**What this task involves:**
Transcribe each record exactly. Include every one.

Figure contents as structured data:
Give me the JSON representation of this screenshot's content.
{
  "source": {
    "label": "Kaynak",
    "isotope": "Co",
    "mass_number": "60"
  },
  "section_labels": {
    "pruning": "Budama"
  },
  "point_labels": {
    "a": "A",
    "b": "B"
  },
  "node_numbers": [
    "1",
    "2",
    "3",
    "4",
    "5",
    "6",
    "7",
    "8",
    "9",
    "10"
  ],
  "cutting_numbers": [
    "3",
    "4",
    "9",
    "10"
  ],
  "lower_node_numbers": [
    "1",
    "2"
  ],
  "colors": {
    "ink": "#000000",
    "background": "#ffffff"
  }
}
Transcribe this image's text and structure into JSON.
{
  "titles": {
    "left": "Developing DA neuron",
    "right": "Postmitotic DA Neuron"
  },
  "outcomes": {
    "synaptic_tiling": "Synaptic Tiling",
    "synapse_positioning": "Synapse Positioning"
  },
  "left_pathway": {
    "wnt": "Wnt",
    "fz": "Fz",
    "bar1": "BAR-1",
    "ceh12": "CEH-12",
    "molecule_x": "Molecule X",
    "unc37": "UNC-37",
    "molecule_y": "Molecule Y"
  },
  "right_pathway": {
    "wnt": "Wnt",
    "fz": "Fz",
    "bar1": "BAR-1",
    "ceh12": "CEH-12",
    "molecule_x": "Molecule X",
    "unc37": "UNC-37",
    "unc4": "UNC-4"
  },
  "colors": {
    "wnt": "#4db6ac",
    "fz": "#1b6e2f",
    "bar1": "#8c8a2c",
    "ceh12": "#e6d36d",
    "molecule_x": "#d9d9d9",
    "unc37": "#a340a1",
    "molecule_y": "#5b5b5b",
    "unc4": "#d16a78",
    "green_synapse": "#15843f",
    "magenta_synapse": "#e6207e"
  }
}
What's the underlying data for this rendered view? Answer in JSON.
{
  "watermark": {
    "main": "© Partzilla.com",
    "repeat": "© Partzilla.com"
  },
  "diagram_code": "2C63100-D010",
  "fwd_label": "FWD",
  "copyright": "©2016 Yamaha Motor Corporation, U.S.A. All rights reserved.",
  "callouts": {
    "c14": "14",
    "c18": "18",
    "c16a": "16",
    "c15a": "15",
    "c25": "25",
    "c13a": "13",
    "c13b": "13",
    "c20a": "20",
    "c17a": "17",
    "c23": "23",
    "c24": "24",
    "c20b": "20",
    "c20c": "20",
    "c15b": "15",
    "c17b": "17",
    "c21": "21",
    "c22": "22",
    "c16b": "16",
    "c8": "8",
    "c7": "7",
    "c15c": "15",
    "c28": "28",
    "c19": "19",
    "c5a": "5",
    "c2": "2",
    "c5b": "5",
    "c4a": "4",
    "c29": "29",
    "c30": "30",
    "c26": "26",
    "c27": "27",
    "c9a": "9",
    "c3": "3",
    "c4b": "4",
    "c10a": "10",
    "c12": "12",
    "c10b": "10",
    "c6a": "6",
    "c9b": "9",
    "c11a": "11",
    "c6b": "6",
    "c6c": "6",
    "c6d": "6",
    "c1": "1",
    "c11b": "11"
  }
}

**Result of the task:**
Give me the JSON representation of this screenshot's content.
{
  "source": {
    "label": "Kaynak",
    "isotope": "Co",
    "mass_number": "60"
  },
  "section_labels": {
    "pruning": "Budama"
  },
  "point_labels": {
    "a": "A",
    "b": "B"
  },
  "node_numbers": [
    "1",
    "2",
    "3",
    "4",
    "5",
    "6",
    "7",
    "8",
    "9",
    "10"
  ],
  "cutting_numbers": [
    "3",
    "4",
    "9",
    "10"
  ],
  "lower_node_numbers": [
    "1",
    "2"
  ],
  "colors": {
    "ink": "#000000",
    "background": "#ffffff"
  }
}
Transcribe this image's text and structure into JSON.
{
  "titles": {
    "left": "Developing DA neuron",
    "right": "Postmitotic DA Neuron"
  },
  "outcomes": {
    "synaptic_tiling": "Synaptic Tiling",
    "synapse_positioning": "Synapse Positioning"
  },
  "left_pathway": {
    "wnt": "Wnt",
    "fz": "Fz",
    "bar1": "BAR-1",
    "ceh12": "CEH-12",
    "molecule_x": "Molecule X",
    "unc37": "UNC-37",
    "molecule_y": "Molecule Y"
  },
  "right_pathway": {
    "wnt": "Wnt",
    "fz": "Fz",
    "bar1": "BAR-1",
    "ceh12": "CEH-12",
    "molecule_x": "Molecule X",
    "unc37": "UNC-37",
    "unc4": "UNC-4"
  },
  "colors": {
    "wnt": "#4db6ac",
    "fz": "#1b6e2f",
    "bar1": "#8c8a2c",
    "ceh12": "#e6d36d",
    "molecule_x": "#d9d9d9",
    "unc37": "#a340a1",
    "molecule_y": "#5b5b5b",
    "unc4": "#d16a78",
    "green_synapse": "#15843f",
    "magenta_synapse": "#e6207e"
  }
}
What's the underlying data for this rendered view? Answer in JSON.
{
  "watermark": {
    "main": "© Partzilla.com",
    "repeat": "© Partzilla.com"
  },
  "diagram_code": "2C63100-D010",
  "fwd_label": "FWD",
  "copyright": "©2016 Yamaha Motor Corporation, U.S.A. All rights reserved.",
  "callouts": {
    "c14": "14",
    "c18": "18",
    "c16a": "16",
    "c15a": "15",
    "c25": "25",
    "c13a": "13",
    "c13b": "13",
    "c20a": "20",
    "c17a": "17",
    "c23": "23",
    "c24": "24",
    "c20b": "20",
    "c20c": "20",
    "c15b": "15",
    "c17b": "17",
    "c21": "21",
    "c22": "22",
    "c16b": "16",
    "c8": "8",
    "c7": "7",
    "c15c": "15",
    "c28": "28",
    "c19": "19",
    "c5a": "5",
    "c2": "2",
    "c5b": "5",
    "c4a": "4",
    "c29": "29",
    "c30": "30",
    "c26": "26",
    "c27": "27",
    "c9a": "9",
    "c3": "3",
    "c4b": "4",
    "c10a": "10",
    "c12": "12",
    "c10b": "10",
    "c6a": "6",
    "c9b": "9",
    "c11a": "11",
    "c6b": "6",
    "c6c": "6",
    "c6d": "6",
    "c1": "1",
    "c11b": "11"
  }
}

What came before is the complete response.